> _Selected passage_:

Accrued Depreciation: The Commission found accrued depreciation and depletion, applicable to original cost, of $58,400,000. Accrued depreciation for reproduction cost at the spot prices of December 31, 1949, was $119,500,000; for original cost trended to spot prices of January 1, 1950, $127,000,000; for original cost trended to the three year average prices of 1947-1949, $118,600,000; and for original cost trended to the five year average prices of 1945-1949, $107,000,000. Duquesne complains that the Commission applied an unduly high rate of accrued depreciation when it found 30 per cent applicable to original cost, and 35 per cent applicable to reproduction cost and trended original cost. The City, on the other hand, contends that the Commission's findings on accrued depreciation were inadequate and not supported by evidence, and that the Commission ignored the accrued depreciation study made by the Commission's own staff. Duquesne claimed $56,234,174, or the book reserve as of December 31, 1949, for accrued depreciation applicable to original cost; $85,852,909 applicable to spot
[ 171 Pa. Super. Page 205]
price reproduction cost as of December 31, 1949; and $80,021,661 applicable to three year average price reproduction cost. The utility's accrued depreciation estimates were based on observed conditions and in part on the competitive service value method. The percentage of its accrued depreciation applicable to spot price reproduction cost was 24.81. The Commission staff submitted estimates of accrued depreciation which were based on information furnished by Duquesne concerning the group average service life of utility property, the net salvage ratio, and the average service life of plant surviving at January 1, 1950. The estimates of the Commission's staff showed $68,422,831 applicable to original cost, or 34.99 per cent of depreciable plant; $144,271,522 applicable to original cost trended to the spot prices of January 1, 1950, or 39.61 per cent of depreciable plant; $121,767,173 applicable to original cost trended to the five year average price level of 1945-1949, or 39.64 per cent of depreciable plant; and $105,734,696 applicable to original cost trended to the ten year average price level of 1940-1949, or 39.70 per cent of depreciable plant. The Commission rejected the utility's accrued depreciation estimates in so far as they were based on book reserve or physical depreciation as being inaccurate and unreliable.

> _Exercise requirements_:
Answer the following questions using the passage on accrued depreciation.
(a) What amount of accrued depreciation and depletion applicable to original cost did the Commission find?
(b) What percentage of the utility's accrued depreciation was applicable to spot price reproduction cost?
(c) What percentage of depreciable plant did the Commission staff's estimate applicable to original cost represent?

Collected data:
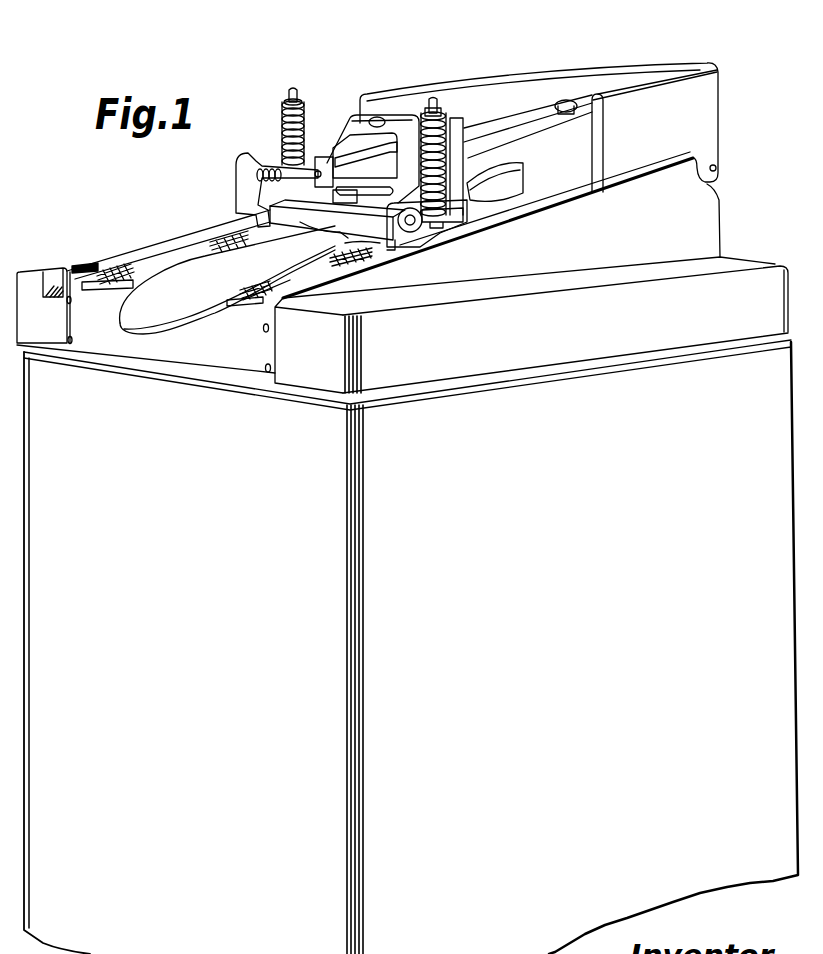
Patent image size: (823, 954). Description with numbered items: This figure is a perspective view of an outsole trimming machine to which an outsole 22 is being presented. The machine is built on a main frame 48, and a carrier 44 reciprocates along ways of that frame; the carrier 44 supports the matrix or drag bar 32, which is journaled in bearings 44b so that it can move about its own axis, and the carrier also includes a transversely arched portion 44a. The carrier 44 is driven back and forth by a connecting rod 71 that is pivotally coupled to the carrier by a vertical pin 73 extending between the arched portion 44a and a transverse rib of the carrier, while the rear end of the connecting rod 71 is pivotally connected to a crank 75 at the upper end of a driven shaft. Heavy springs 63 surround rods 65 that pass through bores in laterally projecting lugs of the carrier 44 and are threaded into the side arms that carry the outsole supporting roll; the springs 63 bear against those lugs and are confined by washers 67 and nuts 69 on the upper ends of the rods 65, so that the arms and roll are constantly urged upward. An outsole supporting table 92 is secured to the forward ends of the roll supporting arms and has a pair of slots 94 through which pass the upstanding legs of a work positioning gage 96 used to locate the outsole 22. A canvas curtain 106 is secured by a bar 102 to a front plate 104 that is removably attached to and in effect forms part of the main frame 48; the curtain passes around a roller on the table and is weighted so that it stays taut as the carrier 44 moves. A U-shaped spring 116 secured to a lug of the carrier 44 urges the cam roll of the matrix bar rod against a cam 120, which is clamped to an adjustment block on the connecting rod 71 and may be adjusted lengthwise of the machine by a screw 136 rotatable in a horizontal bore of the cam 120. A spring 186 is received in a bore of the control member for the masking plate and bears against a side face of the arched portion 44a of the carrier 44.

The outsole 22 is at (160, 285).
The matrix bar 32 is at (410, 230).
The carrier 44 is at (332, 118).
The transversely arched portion 44a is at (400, 123).
The bearings 44b is at (423, 222).
The main frame 48 is at (563, 285).
The springs 63 is at (280, 125).
The rods 65 is at (294, 92).
The washers 67 is at (280, 127).
The nuts 69 is at (438, 114).
The connecting rod 71 is at (574, 108).
The vertical pin 73 is at (378, 118).
The crank 75 is at (583, 142).
The outsole supporting table 92 is at (395, 230).
The slots 94 is at (362, 232).
The work positioning gage 96 is at (305, 232).
The bar 102 is at (113, 287).
The front plate 104 is at (233, 368).
The canvas curtain 106 is at (209, 254).
The U-shaped spring 116 is at (378, 182).
The cam 120 is at (368, 237).
The screw 136 is at (312, 230).
The spring 186 is at (280, 167).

> _Exercise result_:
(a) $58,400,000
(b) 24.81 per cent
(c) 34.99 per cent